Dataset entries
━━━━
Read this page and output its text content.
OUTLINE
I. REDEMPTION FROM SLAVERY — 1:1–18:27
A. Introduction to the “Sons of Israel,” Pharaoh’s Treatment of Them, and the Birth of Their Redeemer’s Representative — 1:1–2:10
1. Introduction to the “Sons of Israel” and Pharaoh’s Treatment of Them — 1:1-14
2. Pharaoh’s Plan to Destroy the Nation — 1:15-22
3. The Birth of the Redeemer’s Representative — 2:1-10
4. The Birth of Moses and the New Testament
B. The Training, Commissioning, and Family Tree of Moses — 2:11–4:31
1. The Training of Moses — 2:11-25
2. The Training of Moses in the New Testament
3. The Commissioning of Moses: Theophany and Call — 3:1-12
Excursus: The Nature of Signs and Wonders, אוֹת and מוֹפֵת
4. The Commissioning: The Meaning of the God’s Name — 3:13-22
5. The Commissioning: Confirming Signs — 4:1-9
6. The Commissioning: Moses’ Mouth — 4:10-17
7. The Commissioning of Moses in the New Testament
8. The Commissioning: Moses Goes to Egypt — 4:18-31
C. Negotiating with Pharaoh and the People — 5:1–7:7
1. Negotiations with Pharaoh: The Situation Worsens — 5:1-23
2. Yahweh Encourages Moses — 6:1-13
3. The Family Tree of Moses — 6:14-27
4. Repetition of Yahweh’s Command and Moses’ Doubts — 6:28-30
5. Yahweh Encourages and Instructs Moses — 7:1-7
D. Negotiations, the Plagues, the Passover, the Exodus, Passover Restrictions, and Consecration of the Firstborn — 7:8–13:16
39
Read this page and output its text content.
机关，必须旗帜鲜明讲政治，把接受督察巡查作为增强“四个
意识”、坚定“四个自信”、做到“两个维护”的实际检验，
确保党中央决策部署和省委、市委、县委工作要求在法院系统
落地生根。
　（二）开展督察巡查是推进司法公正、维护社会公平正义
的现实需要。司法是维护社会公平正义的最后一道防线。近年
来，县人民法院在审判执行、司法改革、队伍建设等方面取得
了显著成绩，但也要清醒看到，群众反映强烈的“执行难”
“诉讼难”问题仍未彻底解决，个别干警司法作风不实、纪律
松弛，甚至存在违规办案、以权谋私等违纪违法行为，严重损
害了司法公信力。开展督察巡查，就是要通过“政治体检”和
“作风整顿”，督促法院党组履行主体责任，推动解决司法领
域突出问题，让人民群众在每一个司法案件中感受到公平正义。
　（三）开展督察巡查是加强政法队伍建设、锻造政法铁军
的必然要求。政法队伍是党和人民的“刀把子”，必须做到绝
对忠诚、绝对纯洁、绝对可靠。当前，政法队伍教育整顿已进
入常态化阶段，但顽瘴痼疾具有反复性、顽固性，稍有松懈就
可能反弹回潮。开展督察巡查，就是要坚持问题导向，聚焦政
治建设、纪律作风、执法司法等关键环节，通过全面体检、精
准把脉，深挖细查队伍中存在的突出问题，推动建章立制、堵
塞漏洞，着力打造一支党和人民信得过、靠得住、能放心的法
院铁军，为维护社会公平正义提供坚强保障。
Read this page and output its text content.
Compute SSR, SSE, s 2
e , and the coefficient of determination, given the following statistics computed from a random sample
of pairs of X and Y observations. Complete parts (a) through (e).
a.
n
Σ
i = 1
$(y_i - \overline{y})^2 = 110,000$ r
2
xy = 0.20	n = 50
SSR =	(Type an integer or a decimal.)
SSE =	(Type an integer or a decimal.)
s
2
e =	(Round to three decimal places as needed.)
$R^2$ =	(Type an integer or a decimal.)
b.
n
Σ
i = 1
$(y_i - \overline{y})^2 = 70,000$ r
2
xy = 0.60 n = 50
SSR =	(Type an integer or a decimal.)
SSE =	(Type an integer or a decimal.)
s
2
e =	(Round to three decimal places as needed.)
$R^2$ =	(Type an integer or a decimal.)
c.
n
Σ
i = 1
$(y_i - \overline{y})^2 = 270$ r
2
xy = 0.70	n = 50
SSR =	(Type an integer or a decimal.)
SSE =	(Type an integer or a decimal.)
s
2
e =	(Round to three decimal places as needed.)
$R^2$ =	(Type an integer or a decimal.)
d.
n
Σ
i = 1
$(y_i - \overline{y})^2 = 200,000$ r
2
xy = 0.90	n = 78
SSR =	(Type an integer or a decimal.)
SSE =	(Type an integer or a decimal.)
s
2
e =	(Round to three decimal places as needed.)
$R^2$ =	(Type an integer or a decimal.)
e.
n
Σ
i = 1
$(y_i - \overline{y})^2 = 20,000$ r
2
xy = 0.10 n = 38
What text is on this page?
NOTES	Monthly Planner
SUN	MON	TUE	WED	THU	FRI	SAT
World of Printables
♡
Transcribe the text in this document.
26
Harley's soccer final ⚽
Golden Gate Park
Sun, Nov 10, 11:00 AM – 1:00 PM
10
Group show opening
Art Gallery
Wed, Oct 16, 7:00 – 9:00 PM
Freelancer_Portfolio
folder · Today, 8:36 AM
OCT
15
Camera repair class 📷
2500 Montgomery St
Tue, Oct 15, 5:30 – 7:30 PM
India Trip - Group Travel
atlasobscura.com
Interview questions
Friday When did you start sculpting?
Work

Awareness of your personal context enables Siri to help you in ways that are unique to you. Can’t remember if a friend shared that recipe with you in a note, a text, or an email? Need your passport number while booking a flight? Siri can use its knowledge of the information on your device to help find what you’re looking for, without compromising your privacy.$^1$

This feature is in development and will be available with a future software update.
━━━━
AIM -> Find the word "Moses" in the entries above and gather every line that holds it.

ANSWER TO THIS TASK ->
4. The Birth of Moses and the New Testament
B. The Training, Commissioning, and Family Tree of Moses — 2:11–4:31
1. The Training of Moses — 2:11-25
2. The Training of Moses in the New Testament
3. The Commissioning of Moses: Theophany and Call — 3:1-12
6. The Commissioning: Moses’ Mouth — 4:10-17
7. The Commissioning of Moses in the New Testament
8. The Commissioning: Moses Goes to Egypt — 4:18-31
2. Yahweh Encourages Moses — 6:1-13
3. The Family Tree of Moses — 6:14-27
4. Repetition of Yahweh’s Command and Moses’ Doubts — 6:28-30
5. Yahweh Encourages and Instructs Moses — 7:1-7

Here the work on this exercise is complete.